[WHAT THE TASK REQUIRES]
Give the data again, word for word.

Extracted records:
╭──
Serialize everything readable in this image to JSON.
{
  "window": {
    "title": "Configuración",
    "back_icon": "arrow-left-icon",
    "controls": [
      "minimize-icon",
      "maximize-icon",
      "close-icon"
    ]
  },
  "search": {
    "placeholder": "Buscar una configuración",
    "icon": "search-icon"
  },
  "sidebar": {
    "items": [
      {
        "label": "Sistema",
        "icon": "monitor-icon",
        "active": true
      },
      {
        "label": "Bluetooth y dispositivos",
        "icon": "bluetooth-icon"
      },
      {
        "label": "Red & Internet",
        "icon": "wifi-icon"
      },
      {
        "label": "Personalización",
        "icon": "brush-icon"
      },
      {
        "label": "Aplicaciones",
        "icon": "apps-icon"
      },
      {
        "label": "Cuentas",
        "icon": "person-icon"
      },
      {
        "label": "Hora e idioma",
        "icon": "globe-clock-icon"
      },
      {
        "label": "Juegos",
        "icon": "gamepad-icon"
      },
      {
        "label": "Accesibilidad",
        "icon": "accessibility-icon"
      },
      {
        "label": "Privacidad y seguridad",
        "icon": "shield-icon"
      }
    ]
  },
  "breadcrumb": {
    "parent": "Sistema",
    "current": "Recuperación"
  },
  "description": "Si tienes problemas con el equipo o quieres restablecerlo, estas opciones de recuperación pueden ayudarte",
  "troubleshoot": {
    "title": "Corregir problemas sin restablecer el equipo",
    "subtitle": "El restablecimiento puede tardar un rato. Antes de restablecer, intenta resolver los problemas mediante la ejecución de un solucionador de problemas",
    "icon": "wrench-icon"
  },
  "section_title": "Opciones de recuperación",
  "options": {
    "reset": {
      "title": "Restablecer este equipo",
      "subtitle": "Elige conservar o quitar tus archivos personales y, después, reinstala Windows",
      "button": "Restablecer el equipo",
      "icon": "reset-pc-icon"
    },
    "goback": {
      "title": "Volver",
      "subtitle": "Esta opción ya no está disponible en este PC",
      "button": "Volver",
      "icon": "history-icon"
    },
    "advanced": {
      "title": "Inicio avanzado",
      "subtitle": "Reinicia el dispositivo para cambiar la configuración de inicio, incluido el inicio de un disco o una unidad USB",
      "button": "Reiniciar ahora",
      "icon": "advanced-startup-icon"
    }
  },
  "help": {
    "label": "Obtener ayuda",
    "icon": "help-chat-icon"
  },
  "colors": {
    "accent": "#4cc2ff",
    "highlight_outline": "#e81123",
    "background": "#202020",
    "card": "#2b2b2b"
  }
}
╰──
[WRITTEN ANSWER]
Serialize everything readable in this image to JSON.
{
  "window": {
    "title": "Configuración",
    "back_icon": "arrow-left-icon",
    "controls": [
      "minimize-icon",
      "maximize-icon",
      "close-icon"
    ]
  },
  "search": {
    "placeholder": "Buscar una configuración",
    "icon": "search-icon"
  },
  "sidebar": {
    "items": [
      {
        "label": "Sistema",
        "icon": "monitor-icon",
        "active": true
      },
      {
        "label": "Bluetooth y dispositivos",
        "icon": "bluetooth-icon"
      },
      {
        "label": "Red & Internet",
        "icon": "wifi-icon"
      },
      {
        "label": "Personalización",
        "icon": "brush-icon"
      },
      {
        "label": "Aplicaciones",
        "icon": "apps-icon"
      },
      {
        "label": "Cuentas",
        "icon": "person-icon"
      },
      {
        "label": "Hora e idioma",
        "icon": "globe-clock-icon"
      },
      {
        "label": "Juegos",
        "icon": "gamepad-icon"
      },
      {
        "label": "Accesibilidad",
        "icon": "accessibility-icon"
      },
      {
        "label": "Privacidad y seguridad",
        "icon": "shield-icon"
      }
    ]
  },
  "breadcrumb": {
    "parent": "Sistema",
    "current": "Recuperación"
  },
  "description": "Si tienes problemas con el equipo o quieres restablecerlo, estas opciones de recuperación pueden ayudarte",
  "troubleshoot": {
    "title": "Corregir problemas sin restablecer el equipo",
    "subtitle": "El restablecimiento puede tardar un rato. Antes de restablecer, intenta resolver los problemas mediante la ejecución de un solucionador de problemas",
    "icon": "wrench-icon"
  },
  "section_title": "Opciones de recuperación",
  "options": {
    "reset": {
      "title": "Restablecer este equipo",
      "subtitle": "Elige conservar o quitar tus archivos personales y, después, reinstala Windows",
      "button": "Restablecer el equipo",
      "icon": "reset-pc-icon"
    },
    "goback": {
      "title": "Volver",
      "subtitle": "Esta opción ya no está disponible en este PC",
      "button": "Volver",
      "icon": "history-icon"
    },
    "advanced": {
      "title": "Inicio avanzado",
      "subtitle": "Reinicia el dispositivo para cambiar la configuración de inicio, incluido el inicio de un disco o una unidad USB",
      "button": "Reiniciar ahora",
      "icon": "advanced-startup-icon"
    }
  },
  "help": {
    "label": "Obtener ayuda",
    "icon": "help-chat-icon"
  },
  "colors": {
    "accent": "#4cc2ff",
    "highlight_outline": "#e81123",
    "background": "#202020",
    "card": "#2b2b2b"
  }
}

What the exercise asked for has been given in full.